▶ _WORK TO DO_: Reproduce the listing below in its entirety. Change nothing.

▶ _Stored data_:
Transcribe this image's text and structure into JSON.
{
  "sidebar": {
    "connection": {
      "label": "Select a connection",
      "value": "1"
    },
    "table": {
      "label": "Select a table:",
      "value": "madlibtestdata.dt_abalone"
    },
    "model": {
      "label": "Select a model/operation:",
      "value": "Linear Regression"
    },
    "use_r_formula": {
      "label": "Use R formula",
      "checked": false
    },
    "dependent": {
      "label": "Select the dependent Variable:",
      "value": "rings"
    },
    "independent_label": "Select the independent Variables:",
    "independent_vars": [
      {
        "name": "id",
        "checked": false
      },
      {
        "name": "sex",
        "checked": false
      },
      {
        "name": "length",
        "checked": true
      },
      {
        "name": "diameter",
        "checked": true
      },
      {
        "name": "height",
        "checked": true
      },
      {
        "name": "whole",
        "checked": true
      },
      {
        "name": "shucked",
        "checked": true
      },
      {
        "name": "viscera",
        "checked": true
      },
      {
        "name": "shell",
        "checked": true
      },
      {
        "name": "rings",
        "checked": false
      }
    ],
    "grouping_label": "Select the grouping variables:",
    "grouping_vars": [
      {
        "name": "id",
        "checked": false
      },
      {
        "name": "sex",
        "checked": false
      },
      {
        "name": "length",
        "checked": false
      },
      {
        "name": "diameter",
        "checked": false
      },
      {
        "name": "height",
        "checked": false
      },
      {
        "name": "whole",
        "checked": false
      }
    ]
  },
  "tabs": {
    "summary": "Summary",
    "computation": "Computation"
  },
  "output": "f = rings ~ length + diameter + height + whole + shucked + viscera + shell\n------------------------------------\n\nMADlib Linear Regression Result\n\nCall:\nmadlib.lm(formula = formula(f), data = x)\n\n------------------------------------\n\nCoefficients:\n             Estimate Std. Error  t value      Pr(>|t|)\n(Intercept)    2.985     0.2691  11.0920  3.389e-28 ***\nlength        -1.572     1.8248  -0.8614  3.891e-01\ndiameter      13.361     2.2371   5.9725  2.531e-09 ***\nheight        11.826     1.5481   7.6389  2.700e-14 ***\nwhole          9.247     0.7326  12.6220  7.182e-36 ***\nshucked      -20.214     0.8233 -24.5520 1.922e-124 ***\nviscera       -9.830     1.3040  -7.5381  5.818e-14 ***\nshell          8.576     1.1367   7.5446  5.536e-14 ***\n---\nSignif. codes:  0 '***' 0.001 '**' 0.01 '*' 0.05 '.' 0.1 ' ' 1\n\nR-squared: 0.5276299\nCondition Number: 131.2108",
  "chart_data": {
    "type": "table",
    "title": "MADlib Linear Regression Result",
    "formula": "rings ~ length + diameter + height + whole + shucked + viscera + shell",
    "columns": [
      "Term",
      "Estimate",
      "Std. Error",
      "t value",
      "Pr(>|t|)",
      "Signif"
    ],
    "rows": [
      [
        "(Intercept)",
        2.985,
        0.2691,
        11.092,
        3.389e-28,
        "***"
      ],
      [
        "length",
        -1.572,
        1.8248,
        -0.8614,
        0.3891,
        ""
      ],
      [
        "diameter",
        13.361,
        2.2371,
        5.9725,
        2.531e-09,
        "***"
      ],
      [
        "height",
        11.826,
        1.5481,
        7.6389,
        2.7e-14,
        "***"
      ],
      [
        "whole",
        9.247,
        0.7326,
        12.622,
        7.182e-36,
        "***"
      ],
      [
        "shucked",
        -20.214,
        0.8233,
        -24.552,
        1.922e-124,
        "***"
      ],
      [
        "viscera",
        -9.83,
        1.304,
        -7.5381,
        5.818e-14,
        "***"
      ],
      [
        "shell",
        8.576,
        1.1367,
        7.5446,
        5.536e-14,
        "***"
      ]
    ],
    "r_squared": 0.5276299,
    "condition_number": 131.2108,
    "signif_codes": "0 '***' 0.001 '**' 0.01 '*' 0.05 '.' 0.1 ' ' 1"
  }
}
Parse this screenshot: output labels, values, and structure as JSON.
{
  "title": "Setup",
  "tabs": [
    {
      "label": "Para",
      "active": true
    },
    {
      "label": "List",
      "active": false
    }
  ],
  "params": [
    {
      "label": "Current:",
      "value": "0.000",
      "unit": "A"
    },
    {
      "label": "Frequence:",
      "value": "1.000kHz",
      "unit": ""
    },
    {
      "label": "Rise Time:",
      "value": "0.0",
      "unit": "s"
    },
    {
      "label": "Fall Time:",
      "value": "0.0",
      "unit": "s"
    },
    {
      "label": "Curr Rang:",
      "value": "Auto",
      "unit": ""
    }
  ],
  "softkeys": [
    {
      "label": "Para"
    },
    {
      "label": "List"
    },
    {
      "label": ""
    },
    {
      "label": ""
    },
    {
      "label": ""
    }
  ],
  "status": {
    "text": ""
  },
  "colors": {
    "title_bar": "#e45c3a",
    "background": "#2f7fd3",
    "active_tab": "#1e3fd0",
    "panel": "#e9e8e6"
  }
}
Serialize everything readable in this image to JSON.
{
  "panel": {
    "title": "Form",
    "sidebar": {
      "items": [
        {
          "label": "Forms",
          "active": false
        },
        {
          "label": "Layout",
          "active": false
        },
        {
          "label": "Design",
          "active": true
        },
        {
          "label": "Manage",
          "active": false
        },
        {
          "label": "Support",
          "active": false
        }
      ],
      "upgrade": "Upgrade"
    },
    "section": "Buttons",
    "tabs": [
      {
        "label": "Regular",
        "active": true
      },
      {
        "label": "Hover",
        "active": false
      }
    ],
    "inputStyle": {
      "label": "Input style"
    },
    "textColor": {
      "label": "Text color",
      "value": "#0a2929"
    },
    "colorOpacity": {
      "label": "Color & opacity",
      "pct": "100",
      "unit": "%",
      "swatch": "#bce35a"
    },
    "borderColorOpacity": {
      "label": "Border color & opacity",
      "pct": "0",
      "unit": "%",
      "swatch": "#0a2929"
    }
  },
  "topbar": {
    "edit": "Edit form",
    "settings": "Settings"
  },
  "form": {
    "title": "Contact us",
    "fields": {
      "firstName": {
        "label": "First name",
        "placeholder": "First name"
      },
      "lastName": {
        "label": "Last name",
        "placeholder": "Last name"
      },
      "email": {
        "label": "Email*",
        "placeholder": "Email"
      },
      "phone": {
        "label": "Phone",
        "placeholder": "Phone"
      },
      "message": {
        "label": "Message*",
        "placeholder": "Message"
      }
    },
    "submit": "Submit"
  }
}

▶ _RIGHT ANSWER_:
Transcribe this image's text and structure into JSON.
{
  "sidebar": {
    "connection": {
      "label": "Select a connection",
      "value": "1"
    },
    "table": {
      "label": "Select a table:",
      "value": "madlibtestdata.dt_abalone"
    },
    "model": {
      "label": "Select a model/operation:",
      "value": "Linear Regression"
    },
    "use_r_formula": {
      "label": "Use R formula",
      "checked": false
    },
    "dependent": {
      "label": "Select the dependent Variable:",
      "value": "rings"
    },
    "independent_label": "Select the independent Variables:",
    "independent_vars": [
      {
        "name": "id",
        "checked": false
      },
      {
        "name": "sex",
        "checked": false
      },
      {
        "name": "length",
        "checked": true
      },
      {
        "name": "diameter",
        "checked": true
      },
      {
        "name": "height",
        "checked": true
      },
      {
        "name": "whole",
        "checked": true
      },
      {
        "name": "shucked",
        "checked": true
      },
      {
        "name": "viscera",
        "checked": true
      },
      {
        "name": "shell",
        "checked": true
      },
      {
        "name": "rings",
        "checked": false
      }
    ],
    "grouping_label": "Select the grouping variables:",
    "grouping_vars": [
      {
        "name": "id",
        "checked": false
      },
      {
        "name": "sex",
        "checked": false
      },
      {
        "name": "length",
        "checked": false
      },
      {
        "name": "diameter",
        "checked": false
      },
      {
        "name": "height",
        "checked": false
      },
      {
        "name": "whole",
        "checked": false
      }
    ]
  },
  "tabs": {
    "summary": "Summary",
    "computation": "Computation"
  },
  "output": "f = rings ~ length + diameter + height + whole + shucked + viscera + shell\n------------------------------------\n\nMADlib Linear Regression Result\n\nCall:\nmadlib.lm(formula = formula(f), data = x)\n\n------------------------------------\n\nCoefficients:\n             Estimate Std. Error  t value      Pr(>|t|)\n(Intercept)    2.985     0.2691  11.0920  3.389e-28 ***\nlength        -1.572     1.8248  -0.8614  3.891e-01\ndiameter      13.361     2.2371   5.9725  2.531e-09 ***\nheight        11.826     1.5481   7.6389  2.700e-14 ***\nwhole          9.247     0.7326  12.6220  7.182e-36 ***\nshucked      -20.214     0.8233 -24.5520 1.922e-124 ***\nviscera       -9.830     1.3040  -7.5381  5.818e-14 ***\nshell          8.576     1.1367   7.5446  5.536e-14 ***\n---\nSignif. codes:  0 '***' 0.001 '**' 0.01 '*' 0.05 '.' 0.1 ' ' 1\n\nR-squared: 0.5276299\nCondition Number: 131.2108",
  "chart_data": {
    "type": "table",
    "title": "MADlib Linear Regression Result",
    "formula": "rings ~ length + diameter + height + whole + shucked + viscera + shell",
    "columns": [
      "Term",
      "Estimate",
      "Std. Error",
      "t value",
      "Pr(>|t|)",
      "Signif"
    ],
    "rows": [
      [
        "(Intercept)",
        2.985,
        0.2691,
        11.092,
        3.389e-28,
        "***"
      ],
      [
        "length",
        -1.572,
        1.8248,
        -0.8614,
        0.3891,
        ""
      ],
      [
        "diameter",
        13.361,
        2.2371,
        5.9725,
        2.531e-09,
        "***"
      ],
      [
        "height",
        11.826,
        1.5481,
        7.6389,
        2.7e-14,
        "***"
      ],
      [
        "whole",
        9.247,
        0.7326,
        12.622,
        7.182e-36,
        "***"
      ],
      [
        "shucked",
        -20.214,
        0.8233,
        -24.552,
        1.922e-124,
        "***"
      ],
      [
        "viscera",
        -9.83,
        1.304,
        -7.5381,
        5.818e-14,
        "***"
      ],
      [
        "shell",
        8.576,
        1.1367,
        7.5446,
        5.536e-14,
        "***"
      ]
    ],
    "r_squared": 0.5276299,
    "condition_number": 131.2108,
    "signif_codes": "0 '***' 0.001 '**' 0.01 '*' 0.05 '.' 0.1 ' ' 1"
  }
}
Parse this screenshot: output labels, values, and structure as JSON.
{
  "title": "Setup",
  "tabs": [
    {
      "label": "Para",
      "active": true
    },
    {
      "label": "List",
      "active": false
    }
  ],
  "params": [
    {
      "label": "Current:",
      "value": "0.000",
      "unit": "A"
    },
    {
      "label": "Frequence:",
      "value": "1.000kHz",
      "unit": ""
    },
    {
      "label": "Rise Time:",
      "value": "0.0",
      "unit": "s"
    },
    {
      "label": "Fall Time:",
      "value": "0.0",
      "unit": "s"
    },
    {
      "label": "Curr Rang:",
      "value": "Auto",
      "unit": ""
    }
  ],
  "softkeys": [
    {
      "label": "Para"
    },
    {
      "label": "List"
    },
    {
      "label": ""
    },
    {
      "label": ""
    },
    {
      "label": ""
    }
  ],
  "status": {
    "text": ""
  },
  "colors": {
    "title_bar": "#e45c3a",
    "background": "#2f7fd3",
    "active_tab": "#1e3fd0",
    "panel": "#e9e8e6"
  }
}
Serialize everything readable in this image to JSON.
{
  "panel": {
    "title": "Form",
    "sidebar": {
      "items": [
        {
          "label": "Forms",
          "active": false
        },
        {
          "label": "Layout",
          "active": false
        },
        {
          "label": "Design",
          "active": true
        },
        {
          "label": "Manage",
          "active": false
        },
        {
          "label": "Support",
          "active": false
        }
      ],
      "upgrade": "Upgrade"
    },
    "section": "Buttons",
    "tabs": [
      {
        "label": "Regular",
        "active": true
      },
      {
        "label": "Hover",
        "active": false
      }
    ],
    "inputStyle": {
      "label": "Input style"
    },
    "textColor": {
      "label": "Text color",
      "value": "#0a2929"
    },
    "colorOpacity": {
      "label": "Color & opacity",
      "pct": "100",
      "unit": "%",
      "swatch": "#bce35a"
    },
    "borderColorOpacity": {
      "label": "Border color & opacity",
      "pct": "0",
      "unit": "%",
      "swatch": "#0a2929"
    }
  },
  "topbar": {
    "edit": "Edit form",
    "settings": "Settings"
  },
  "form": {
    "title": "Contact us",
    "fields": {
      "firstName": {
        "label": "First name",
        "placeholder": "First name"
      },
      "lastName": {
        "label": "Last name",
        "placeholder": "Last name"
      },
      "email": {
        "label": "Email*",
        "placeholder": "Email"
      },
      "phone": {
        "label": "Phone",
        "placeholder": "Phone"
      },
      "message": {
        "label": "Message*",
        "placeholder": "Message"
      }
    },
    "submit": "Submit"
  }
}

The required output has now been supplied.